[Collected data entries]
-------------------------

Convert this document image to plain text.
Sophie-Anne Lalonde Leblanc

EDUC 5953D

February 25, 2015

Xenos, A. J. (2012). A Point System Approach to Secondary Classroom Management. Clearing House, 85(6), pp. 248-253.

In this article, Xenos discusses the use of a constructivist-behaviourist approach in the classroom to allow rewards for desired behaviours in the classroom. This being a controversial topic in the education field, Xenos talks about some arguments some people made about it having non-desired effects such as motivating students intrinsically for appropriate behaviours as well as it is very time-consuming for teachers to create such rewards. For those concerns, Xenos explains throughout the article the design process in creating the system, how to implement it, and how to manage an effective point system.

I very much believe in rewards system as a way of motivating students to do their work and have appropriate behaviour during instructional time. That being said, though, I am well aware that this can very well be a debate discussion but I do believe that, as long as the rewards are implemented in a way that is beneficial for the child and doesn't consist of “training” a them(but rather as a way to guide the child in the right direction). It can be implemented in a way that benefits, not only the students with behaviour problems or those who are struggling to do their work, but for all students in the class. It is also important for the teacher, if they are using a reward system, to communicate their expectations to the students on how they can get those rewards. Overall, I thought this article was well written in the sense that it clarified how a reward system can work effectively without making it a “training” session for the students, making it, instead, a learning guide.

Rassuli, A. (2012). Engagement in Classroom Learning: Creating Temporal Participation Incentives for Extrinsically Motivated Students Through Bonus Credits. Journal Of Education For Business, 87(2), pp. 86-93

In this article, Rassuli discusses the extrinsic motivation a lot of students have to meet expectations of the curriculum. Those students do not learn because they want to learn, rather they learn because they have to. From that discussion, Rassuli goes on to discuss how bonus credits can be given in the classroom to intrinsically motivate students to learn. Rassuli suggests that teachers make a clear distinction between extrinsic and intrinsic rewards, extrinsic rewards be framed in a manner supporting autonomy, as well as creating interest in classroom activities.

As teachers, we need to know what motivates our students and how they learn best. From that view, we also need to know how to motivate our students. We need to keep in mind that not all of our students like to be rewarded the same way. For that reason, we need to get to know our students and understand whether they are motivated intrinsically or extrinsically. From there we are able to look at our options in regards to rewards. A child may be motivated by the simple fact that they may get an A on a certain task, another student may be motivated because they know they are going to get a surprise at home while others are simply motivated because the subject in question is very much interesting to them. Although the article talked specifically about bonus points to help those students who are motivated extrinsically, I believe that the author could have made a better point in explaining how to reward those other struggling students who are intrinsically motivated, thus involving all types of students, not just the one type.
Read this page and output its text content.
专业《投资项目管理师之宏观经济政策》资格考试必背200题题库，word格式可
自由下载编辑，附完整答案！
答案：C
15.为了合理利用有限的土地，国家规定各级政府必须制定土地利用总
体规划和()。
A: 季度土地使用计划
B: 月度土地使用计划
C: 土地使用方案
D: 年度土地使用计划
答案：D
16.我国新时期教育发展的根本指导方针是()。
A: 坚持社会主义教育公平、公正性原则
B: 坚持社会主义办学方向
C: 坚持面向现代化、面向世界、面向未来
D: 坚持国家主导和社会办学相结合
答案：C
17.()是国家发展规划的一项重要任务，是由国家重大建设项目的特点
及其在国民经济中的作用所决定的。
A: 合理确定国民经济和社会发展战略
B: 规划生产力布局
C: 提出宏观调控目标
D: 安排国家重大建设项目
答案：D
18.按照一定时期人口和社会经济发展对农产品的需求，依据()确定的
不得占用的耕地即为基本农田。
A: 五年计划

-------------------------

GOAL: Could you quote the material above in full, exactly as it stands?

COMPLETED EXERCISE:
Convert this document image to plain text.
Sophie-Anne Lalonde Leblanc

EDUC 5953D

February 25, 2015

Xenos, A. J. (2012). A Point System Approach to Secondary Classroom Management. Clearing House, 85(6), pp. 248-253.

In this article, Xenos discusses the use of a constructivist-behaviourist approach in the classroom to allow rewards for desired behaviours in the classroom. This being a controversial topic in the education field, Xenos talks about some arguments some people made about it having non-desired effects such as motivating students intrinsically for appropriate behaviours as well as it is very time-consuming for teachers to create such rewards. For those concerns, Xenos explains throughout the article the design process in creating the system, how to implement it, and how to manage an effective point system.

I very much believe in rewards system as a way of motivating students to do their work and have appropriate behaviour during instructional time. That being said, though, I am well aware that this can very well be a debate discussion but I do believe that, as long as the rewards are implemented in a way that is beneficial for the child and doesn't consist of “training” a them(but rather as a way to guide the child in the right direction). It can be implemented in a way that benefits, not only the students with behaviour problems or those who are struggling to do their work, but for all students in the class. It is also important for the teacher, if they are using a reward system, to communicate their expectations to the students on how they can get those rewards. Overall, I thought this article was well written in the sense that it clarified how a reward system can work effectively without making it a “training” session for the students, making it, instead, a learning guide.

Rassuli, A. (2012). Engagement in Classroom Learning: Creating Temporal Participation Incentives for Extrinsically Motivated Students Through Bonus Credits. Journal Of Education For Business, 87(2), pp. 86-93

In this article, Rassuli discusses the extrinsic motivation a lot of students have to meet expectations of the curriculum. Those students do not learn because they want to learn, rather they learn because they have to. From that discussion, Rassuli goes on to discuss how bonus credits can be given in the classroom to intrinsically motivate students to learn. Rassuli suggests that teachers make a clear distinction between extrinsic and intrinsic rewards, extrinsic rewards be framed in a manner supporting autonomy, as well as creating interest in classroom activities.

As teachers, we need to know what motivates our students and how they learn best. From that view, we also need to know how to motivate our students. We need to keep in mind that not all of our students like to be rewarded the same way. For that reason, we need to get to know our students and understand whether they are motivated intrinsically or extrinsically. From there we are able to look at our options in regards to rewards. A child may be motivated by the simple fact that they may get an A on a certain task, another student may be motivated because they know they are going to get a surprise at home while others are simply motivated because the subject in question is very much interesting to them. Although the article talked specifically about bonus points to help those students who are motivated extrinsically, I believe that the author could have made a better point in explaining how to reward those other struggling students who are intrinsically motivated, thus involving all types of students, not just the one type.
Read this page and output its text content.
专业《投资项目管理师之宏观经济政策》资格考试必背200题题库，word格式可
自由下载编辑，附完整答案！
答案：C
15.为了合理利用有限的土地，国家规定各级政府必须制定土地利用总
体规划和()。
A: 季度土地使用计划
B: 月度土地使用计划
C: 土地使用方案
D: 年度土地使用计划
答案：D
16.我国新时期教育发展的根本指导方针是()。
A: 坚持社会主义教育公平、公正性原则
B: 坚持社会主义办学方向
C: 坚持面向现代化、面向世界、面向未来
D: 坚持国家主导和社会办学相结合
答案：C
17.()是国家发展规划的一项重要任务，是由国家重大建设项目的特点
及其在国民经济中的作用所决定的。
A: 合理确定国民经济和社会发展战略
B: 规划生产力布局
C: 提出宏观调控目标
D: 安排国家重大建设项目
答案：D
18.按照一定时期人口和社会经济发展对农产品的需求，依据()确定的
不得占用的耕地即为基本农田。
A: 五年计划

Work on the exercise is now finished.